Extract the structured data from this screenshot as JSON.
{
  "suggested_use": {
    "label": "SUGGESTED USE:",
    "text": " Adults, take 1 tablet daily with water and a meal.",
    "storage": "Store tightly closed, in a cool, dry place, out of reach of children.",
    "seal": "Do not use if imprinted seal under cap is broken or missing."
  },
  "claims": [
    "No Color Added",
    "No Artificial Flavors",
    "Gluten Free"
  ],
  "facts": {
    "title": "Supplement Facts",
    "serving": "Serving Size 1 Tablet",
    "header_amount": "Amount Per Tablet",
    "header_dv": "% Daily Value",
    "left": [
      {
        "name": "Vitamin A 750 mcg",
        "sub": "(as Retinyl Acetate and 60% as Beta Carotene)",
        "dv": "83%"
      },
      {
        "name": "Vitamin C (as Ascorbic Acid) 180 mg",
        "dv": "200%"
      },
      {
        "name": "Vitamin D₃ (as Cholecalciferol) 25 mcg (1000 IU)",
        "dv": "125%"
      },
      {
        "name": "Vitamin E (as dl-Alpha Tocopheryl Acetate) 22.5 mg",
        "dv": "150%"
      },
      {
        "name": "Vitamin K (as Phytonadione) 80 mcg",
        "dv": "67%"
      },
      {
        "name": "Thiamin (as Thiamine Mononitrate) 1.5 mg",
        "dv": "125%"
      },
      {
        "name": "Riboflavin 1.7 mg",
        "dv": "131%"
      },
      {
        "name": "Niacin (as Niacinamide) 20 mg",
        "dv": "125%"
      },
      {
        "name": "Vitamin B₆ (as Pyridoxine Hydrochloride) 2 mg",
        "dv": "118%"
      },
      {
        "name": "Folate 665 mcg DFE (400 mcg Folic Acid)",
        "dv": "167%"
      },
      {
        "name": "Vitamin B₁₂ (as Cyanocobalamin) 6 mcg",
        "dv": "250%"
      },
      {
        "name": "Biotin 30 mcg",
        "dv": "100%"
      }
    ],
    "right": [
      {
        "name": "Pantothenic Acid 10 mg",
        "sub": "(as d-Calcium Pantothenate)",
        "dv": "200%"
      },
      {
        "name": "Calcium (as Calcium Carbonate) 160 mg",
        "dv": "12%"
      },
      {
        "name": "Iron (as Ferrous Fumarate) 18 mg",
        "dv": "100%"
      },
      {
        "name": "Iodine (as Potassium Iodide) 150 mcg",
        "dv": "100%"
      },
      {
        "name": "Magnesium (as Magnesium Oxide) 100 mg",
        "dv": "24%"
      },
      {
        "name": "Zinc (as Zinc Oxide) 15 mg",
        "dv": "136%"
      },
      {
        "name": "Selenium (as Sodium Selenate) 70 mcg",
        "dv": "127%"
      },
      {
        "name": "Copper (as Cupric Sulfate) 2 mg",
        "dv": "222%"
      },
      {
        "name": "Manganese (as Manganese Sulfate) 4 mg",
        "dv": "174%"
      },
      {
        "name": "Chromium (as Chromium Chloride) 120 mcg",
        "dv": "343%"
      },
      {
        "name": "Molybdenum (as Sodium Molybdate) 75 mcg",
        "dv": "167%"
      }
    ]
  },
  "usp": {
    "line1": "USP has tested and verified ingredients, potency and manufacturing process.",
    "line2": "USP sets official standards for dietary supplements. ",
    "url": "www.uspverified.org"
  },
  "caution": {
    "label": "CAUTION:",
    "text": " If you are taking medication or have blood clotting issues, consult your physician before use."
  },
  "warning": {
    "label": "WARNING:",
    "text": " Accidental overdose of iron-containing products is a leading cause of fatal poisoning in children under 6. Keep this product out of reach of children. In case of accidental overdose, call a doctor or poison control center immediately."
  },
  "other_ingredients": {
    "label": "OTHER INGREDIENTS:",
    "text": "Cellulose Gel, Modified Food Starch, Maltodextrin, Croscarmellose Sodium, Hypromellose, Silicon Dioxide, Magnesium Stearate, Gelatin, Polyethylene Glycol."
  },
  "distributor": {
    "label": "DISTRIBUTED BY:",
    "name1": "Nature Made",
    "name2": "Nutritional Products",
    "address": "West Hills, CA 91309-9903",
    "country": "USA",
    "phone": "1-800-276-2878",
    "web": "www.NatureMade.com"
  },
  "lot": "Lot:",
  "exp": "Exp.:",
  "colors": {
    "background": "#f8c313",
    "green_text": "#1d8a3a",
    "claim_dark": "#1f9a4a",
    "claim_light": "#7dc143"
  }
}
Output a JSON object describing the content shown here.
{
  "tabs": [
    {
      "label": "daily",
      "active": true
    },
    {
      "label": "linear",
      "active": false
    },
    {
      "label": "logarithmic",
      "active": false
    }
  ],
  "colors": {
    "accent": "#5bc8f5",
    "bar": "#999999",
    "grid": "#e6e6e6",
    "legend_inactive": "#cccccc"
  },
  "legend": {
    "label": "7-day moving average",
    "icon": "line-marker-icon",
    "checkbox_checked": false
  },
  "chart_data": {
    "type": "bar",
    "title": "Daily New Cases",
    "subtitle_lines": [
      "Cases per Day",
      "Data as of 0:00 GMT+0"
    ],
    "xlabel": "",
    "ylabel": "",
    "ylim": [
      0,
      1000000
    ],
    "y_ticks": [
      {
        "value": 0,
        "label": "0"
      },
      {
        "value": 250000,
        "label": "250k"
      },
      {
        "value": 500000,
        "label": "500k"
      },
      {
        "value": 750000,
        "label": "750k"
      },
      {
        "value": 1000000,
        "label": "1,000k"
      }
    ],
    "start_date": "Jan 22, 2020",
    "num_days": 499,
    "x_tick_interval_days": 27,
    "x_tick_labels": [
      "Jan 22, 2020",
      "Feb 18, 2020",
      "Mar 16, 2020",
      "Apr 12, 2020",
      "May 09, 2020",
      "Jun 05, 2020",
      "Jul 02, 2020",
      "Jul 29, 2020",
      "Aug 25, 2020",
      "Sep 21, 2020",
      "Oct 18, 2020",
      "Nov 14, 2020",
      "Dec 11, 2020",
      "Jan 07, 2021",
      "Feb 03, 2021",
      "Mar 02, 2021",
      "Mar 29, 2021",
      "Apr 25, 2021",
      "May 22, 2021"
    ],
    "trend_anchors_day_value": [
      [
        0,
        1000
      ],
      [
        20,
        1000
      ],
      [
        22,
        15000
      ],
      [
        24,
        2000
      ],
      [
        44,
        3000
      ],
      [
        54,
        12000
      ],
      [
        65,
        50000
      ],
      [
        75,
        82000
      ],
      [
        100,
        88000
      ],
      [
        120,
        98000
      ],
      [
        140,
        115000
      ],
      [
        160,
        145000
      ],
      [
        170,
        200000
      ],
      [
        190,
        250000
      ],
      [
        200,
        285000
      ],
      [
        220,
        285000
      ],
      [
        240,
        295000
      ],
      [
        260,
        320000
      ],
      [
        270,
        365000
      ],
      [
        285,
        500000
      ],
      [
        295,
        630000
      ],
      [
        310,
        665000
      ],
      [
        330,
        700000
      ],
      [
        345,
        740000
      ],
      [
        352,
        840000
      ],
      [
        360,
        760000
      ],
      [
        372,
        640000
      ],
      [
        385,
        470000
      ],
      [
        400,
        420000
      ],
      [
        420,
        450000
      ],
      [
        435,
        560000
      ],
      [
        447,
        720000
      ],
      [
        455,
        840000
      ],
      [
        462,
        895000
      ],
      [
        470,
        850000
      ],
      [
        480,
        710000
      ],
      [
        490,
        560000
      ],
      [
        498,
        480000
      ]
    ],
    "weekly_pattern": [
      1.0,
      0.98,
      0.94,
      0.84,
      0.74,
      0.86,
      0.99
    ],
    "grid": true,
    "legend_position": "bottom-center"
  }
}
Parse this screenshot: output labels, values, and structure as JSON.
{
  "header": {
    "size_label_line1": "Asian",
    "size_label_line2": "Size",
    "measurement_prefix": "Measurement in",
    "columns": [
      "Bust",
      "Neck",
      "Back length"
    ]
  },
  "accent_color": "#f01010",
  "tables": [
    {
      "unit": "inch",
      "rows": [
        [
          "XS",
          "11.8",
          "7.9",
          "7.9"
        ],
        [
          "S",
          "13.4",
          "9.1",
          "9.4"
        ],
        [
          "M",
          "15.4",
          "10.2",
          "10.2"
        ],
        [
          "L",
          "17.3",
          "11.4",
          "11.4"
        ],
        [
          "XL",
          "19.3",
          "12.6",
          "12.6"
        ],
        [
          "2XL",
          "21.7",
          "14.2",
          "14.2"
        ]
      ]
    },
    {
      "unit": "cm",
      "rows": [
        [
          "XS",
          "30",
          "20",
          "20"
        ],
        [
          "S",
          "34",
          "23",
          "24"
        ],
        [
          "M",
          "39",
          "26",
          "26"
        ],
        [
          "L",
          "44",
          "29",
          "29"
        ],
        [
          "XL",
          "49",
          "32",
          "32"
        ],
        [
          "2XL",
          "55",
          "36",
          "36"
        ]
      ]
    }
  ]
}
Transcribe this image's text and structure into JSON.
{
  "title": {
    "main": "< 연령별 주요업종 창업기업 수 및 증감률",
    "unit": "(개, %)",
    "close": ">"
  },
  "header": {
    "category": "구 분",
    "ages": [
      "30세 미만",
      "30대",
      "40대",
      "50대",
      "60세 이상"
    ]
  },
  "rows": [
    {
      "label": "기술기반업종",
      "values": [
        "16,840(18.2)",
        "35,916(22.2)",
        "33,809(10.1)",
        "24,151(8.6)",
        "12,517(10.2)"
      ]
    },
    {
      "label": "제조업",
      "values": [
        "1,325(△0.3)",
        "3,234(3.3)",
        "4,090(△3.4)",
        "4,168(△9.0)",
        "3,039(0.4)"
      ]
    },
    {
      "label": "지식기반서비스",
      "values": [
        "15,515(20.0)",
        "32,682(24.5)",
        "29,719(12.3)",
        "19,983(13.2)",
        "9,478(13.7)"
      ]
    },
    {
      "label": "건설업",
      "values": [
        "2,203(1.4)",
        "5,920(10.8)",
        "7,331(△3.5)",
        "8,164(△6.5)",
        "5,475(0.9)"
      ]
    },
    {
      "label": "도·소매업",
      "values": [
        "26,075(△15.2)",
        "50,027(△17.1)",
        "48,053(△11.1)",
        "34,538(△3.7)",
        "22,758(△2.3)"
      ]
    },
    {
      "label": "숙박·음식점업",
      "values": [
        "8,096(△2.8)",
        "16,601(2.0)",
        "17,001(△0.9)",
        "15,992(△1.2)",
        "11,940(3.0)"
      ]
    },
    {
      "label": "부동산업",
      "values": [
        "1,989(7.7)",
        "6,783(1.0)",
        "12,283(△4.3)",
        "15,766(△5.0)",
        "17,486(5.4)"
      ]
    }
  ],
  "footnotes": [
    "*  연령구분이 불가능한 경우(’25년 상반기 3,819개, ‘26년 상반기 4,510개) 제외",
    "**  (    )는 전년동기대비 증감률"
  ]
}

__EXERCISE BRIEF__
Which lines contain "Sulfate"? Copy each of them out.

__THE SOLUTION__
        "name": "Copper (as Cupric Sulfate) 2 mg",
        "name": "Manganese (as Manganese Sulfate) 4 mg",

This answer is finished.